WHAT IS REQUIRED: Exclude the pictures, then repeat the remaining data exactly.
□ □ □ □
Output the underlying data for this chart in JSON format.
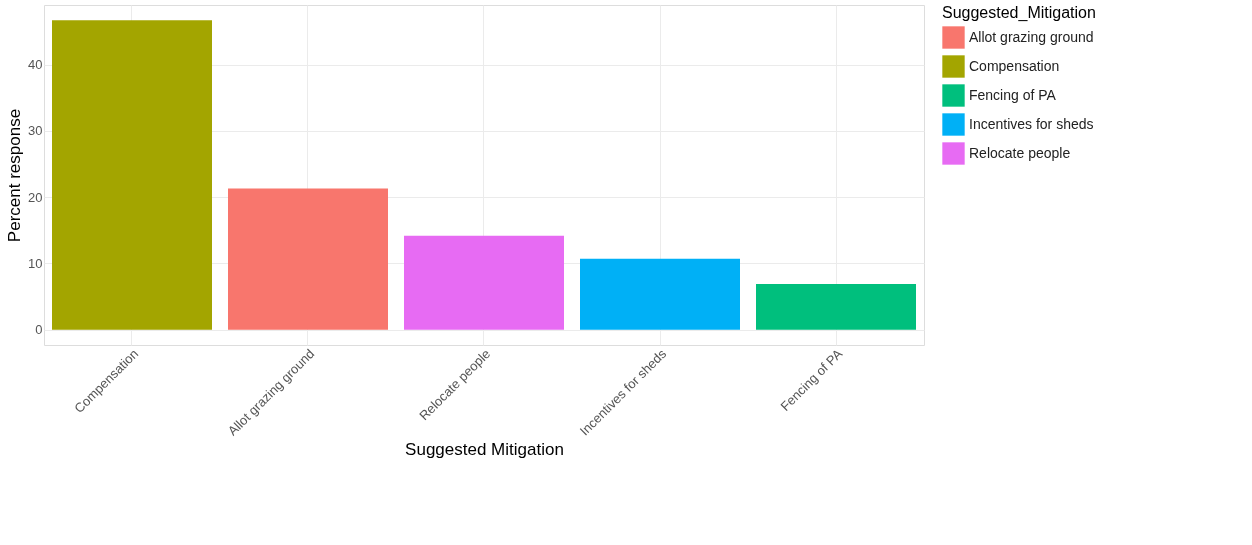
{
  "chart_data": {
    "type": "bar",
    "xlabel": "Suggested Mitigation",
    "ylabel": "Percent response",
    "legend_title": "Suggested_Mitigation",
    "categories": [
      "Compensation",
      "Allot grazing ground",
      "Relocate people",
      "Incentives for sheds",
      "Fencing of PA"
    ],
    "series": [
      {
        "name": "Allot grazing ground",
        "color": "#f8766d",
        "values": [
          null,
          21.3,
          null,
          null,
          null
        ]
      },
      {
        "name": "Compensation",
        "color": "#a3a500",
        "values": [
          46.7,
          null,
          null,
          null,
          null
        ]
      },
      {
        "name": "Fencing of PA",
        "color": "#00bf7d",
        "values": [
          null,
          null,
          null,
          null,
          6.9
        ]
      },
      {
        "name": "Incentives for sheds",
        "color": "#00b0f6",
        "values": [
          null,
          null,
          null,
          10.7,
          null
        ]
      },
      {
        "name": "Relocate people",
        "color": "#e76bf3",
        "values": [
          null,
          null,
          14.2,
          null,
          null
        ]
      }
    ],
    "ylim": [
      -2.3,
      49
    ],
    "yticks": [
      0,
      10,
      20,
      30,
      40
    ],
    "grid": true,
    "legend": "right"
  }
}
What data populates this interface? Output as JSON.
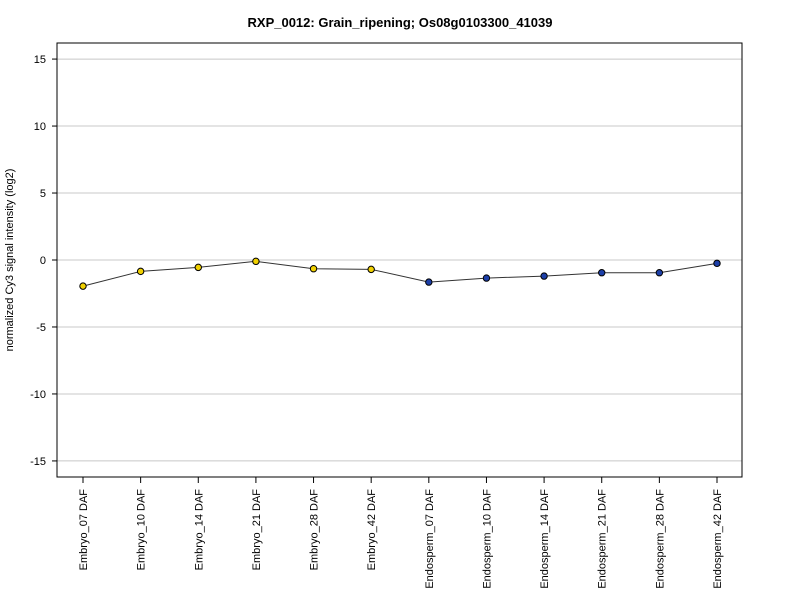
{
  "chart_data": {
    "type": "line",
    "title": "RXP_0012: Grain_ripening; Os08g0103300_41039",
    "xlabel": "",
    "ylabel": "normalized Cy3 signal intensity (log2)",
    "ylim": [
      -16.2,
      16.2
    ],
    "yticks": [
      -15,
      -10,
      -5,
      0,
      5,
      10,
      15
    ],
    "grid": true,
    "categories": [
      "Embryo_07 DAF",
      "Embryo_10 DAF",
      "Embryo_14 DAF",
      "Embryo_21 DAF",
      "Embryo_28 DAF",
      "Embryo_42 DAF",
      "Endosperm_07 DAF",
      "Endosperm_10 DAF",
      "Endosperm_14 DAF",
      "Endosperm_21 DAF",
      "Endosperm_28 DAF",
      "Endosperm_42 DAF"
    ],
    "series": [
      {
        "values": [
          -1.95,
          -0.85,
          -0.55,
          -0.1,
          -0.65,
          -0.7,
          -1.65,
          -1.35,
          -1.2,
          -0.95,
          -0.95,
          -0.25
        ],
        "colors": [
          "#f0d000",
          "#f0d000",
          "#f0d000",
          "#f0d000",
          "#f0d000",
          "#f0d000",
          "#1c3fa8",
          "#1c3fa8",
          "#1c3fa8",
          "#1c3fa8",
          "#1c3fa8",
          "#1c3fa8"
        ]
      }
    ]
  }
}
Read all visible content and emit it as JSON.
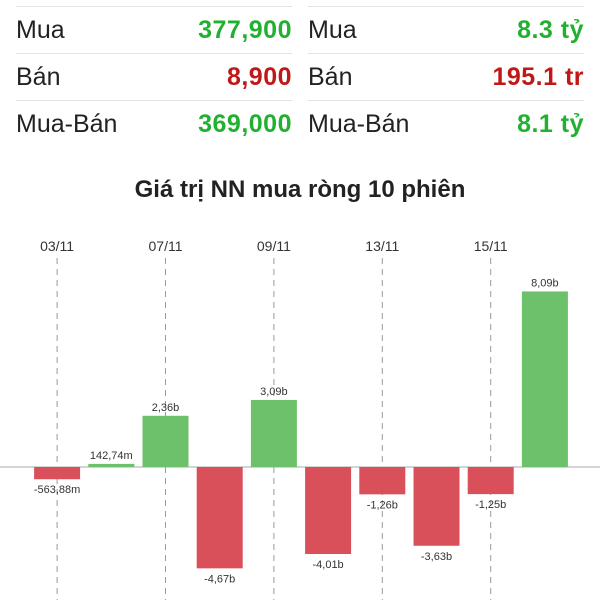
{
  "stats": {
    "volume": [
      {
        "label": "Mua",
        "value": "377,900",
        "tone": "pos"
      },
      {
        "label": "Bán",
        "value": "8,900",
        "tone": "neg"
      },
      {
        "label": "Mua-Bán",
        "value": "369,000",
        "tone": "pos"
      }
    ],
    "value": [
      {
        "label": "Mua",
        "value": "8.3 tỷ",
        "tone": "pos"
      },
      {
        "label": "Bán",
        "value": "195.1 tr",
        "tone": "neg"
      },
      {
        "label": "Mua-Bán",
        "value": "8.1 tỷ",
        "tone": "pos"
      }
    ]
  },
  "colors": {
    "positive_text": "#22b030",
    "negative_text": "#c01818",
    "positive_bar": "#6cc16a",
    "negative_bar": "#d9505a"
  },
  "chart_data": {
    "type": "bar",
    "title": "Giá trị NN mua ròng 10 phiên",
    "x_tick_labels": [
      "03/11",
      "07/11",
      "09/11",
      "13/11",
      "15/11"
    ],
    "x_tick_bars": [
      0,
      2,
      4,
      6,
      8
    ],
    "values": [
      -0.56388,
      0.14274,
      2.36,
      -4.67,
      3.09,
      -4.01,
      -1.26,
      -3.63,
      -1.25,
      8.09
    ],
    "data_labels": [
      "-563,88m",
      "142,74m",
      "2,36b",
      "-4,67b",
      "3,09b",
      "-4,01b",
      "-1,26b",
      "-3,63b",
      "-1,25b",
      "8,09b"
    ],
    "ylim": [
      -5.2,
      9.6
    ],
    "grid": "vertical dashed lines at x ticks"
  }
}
□ □ □ □
FINISHED TASK:
Output the underlying data for this chart in JSON format.
{
  "chart_data": {
    "type": "bar",
    "xlabel": "Suggested Mitigation",
    "ylabel": "Percent response",
    "legend_title": "Suggested_Mitigation",
    "categories": [
      "Compensation",
      "Allot grazing ground",
      "Relocate people",
      "Incentives for sheds",
      "Fencing of PA"
    ],
    "series": [
      {
        "name": "Allot grazing ground",
        "color": "#f8766d",
        "values": [
          null,
          21.3,
          null,
          null,
          null
        ]
      },
      {
        "name": "Compensation",
        "color": "#a3a500",
        "values": [
          46.7,
          null,
          null,
          null,
          null
        ]
      },
      {
        "name": "Fencing of PA",
        "color": "#00bf7d",
        "values": [
          null,
          null,
          null,
          null,
          6.9
        ]
      },
      {
        "name": "Incentives for sheds",
        "color": "#00b0f6",
        "values": [
          null,
          null,
          null,
          10.7,
          null
        ]
      },
      {
        "name": "Relocate people",
        "color": "#e76bf3",
        "values": [
          null,
          null,
          14.2,
          null,
          null
        ]
      }
    ],
    "ylim": [
      -2.3,
      49
    ],
    "yticks": [
      0,
      10,
      20,
      30,
      40
    ],
    "grid": true,
    "legend": "right"
  }
}
What data populates this interface? Output as JSON.
{
  "chart_data": {
    "type": "line",
    "title": "RXP_0012: Grain_ripening; Os08g0103300_41039",
    "xlabel": "",
    "ylabel": "normalized Cy3 signal intensity (log2)",
    "ylim": [
      -16.2,
      16.2
    ],
    "yticks": [
      -15,
      -10,
      -5,
      0,
      5,
      10,
      15
    ],
    "grid": true,
    "categories": [
      "Embryo_07 DAF",
      "Embryo_10 DAF",
      "Embryo_14 DAF",
      "Embryo_21 DAF",
      "Embryo_28 DAF",
      "Embryo_42 DAF",
      "Endosperm_07 DAF",
      "Endosperm_10 DAF",
      "Endosperm_14 DAF",
      "Endosperm_21 DAF",
      "Endosperm_28 DAF",
      "Endosperm_42 DAF"
    ],
    "series": [
      {
        "values": [
          -1.95,
          -0.85,
          -0.55,
          -0.1,
          -0.65,
          -0.7,
          -1.65,
          -1.35,
          -1.2,
          -0.95,
          -0.95,
          -0.25
        ],
        "colors": [
          "#f0d000",
          "#f0d000",
          "#f0d000",
          "#f0d000",
          "#f0d000",
          "#f0d000",
          "#1c3fa8",
          "#1c3fa8",
          "#1c3fa8",
          "#1c3fa8",
          "#1c3fa8",
          "#1c3fa8"
        ]
      }
    ]
  }
}
Read all visible content and emit it as JSON.
{
  "stats": {
    "volume": [
      {
        "label": "Mua",
        "value": "377,900",
        "tone": "pos"
      },
      {
        "label": "Bán",
        "value": "8,900",
        "tone": "neg"
      },
      {
        "label": "Mua-Bán",
        "value": "369,000",
        "tone": "pos"
      }
    ],
    "value": [
      {
        "label": "Mua",
        "value": "8.3 tỷ",
        "tone": "pos"
      },
      {
        "label": "Bán",
        "value": "195.1 tr",
        "tone": "neg"
      },
      {
        "label": "Mua-Bán",
        "value": "8.1 tỷ",
        "tone": "pos"
      }
    ]
  },
  "colors": {
    "positive_text": "#22b030",
    "negative_text": "#c01818",
    "positive_bar": "#6cc16a",
    "negative_bar": "#d9505a"
  },
  "chart_data": {
    "type": "bar",
    "title": "Giá trị NN mua ròng 10 phiên",
    "x_tick_labels": [
      "03/11",
      "07/11",
      "09/11",
      "13/11",
      "15/11"
    ],
    "x_tick_bars": [
      0,
      2,
      4,
      6,
      8
    ],
    "values": [
      -0.56388,
      0.14274,
      2.36,
      -4.67,
      3.09,
      -4.01,
      -1.26,
      -3.63,
      -1.25,
      8.09
    ],
    "data_labels": [
      "-563,88m",
      "142,74m",
      "2,36b",
      "-4,67b",
      "3,09b",
      "-4,01b",
      "-1,26b",
      "-3,63b",
      "-1,25b",
      "8,09b"
    ],
    "ylim": [
      -5.2,
      9.6
    ],
    "grid": "vertical dashed lines at x ticks"
  }
}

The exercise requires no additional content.